In the material below, the lines containing the word "which" are required; copy each of them.

※

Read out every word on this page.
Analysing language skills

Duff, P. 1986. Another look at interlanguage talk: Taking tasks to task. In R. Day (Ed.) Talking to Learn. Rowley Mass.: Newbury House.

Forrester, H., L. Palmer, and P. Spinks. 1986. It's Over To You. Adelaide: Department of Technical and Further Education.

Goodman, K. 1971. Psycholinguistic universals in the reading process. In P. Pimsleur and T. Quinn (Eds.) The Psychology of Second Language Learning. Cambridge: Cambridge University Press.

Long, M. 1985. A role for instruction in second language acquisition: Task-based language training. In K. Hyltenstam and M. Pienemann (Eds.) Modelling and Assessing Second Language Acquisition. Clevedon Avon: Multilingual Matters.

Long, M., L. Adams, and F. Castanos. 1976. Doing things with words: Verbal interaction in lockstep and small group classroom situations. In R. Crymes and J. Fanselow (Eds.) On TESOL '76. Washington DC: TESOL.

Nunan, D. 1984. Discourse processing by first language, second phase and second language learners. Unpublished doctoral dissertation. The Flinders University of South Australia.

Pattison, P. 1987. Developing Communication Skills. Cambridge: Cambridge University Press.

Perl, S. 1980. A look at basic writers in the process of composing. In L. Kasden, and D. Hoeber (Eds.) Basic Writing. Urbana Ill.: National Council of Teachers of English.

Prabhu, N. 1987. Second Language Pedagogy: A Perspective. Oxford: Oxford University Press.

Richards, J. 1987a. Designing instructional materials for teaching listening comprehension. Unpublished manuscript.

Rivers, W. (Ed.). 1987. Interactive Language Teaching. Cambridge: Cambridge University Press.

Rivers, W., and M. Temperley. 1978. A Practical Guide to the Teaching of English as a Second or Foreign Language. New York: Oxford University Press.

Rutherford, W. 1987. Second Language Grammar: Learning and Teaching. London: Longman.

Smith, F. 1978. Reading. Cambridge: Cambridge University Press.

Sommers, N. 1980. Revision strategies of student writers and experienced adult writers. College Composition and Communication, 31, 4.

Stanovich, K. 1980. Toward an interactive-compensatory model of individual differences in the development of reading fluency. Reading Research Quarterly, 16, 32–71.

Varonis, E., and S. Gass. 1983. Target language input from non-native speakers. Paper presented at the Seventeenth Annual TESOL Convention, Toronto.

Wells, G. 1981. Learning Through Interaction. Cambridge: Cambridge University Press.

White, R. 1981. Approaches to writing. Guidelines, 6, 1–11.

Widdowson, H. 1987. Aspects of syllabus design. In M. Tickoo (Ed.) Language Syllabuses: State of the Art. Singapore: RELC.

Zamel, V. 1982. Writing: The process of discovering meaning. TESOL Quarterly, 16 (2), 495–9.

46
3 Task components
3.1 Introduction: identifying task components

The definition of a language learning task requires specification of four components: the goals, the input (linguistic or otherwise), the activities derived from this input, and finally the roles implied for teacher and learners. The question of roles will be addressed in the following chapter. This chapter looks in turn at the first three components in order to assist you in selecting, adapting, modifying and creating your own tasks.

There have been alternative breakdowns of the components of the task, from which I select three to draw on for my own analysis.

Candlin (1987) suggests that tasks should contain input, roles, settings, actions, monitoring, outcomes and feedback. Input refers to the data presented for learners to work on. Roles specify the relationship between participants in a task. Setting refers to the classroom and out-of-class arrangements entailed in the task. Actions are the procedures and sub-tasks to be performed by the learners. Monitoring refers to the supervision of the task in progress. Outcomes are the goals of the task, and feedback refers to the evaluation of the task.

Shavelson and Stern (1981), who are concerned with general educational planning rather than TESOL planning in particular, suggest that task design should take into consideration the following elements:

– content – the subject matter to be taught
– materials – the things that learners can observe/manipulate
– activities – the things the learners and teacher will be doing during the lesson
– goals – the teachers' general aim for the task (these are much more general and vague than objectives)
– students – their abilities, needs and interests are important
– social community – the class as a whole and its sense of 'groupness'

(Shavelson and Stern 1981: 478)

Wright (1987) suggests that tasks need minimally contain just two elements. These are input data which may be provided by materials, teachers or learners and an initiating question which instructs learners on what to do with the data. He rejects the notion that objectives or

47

※

__PROBLEM SOLUTION__.
There have been alternative breakdowns of the components of the task, from which I select three to draw on for my own analysis.
Wright (1987) suggests that tasks need minimally contain just two elements. These are input data which may be provided by materials, teachers or learners and an initiating question which instructs learners on what to do with the data. He rejects the notion that objectives or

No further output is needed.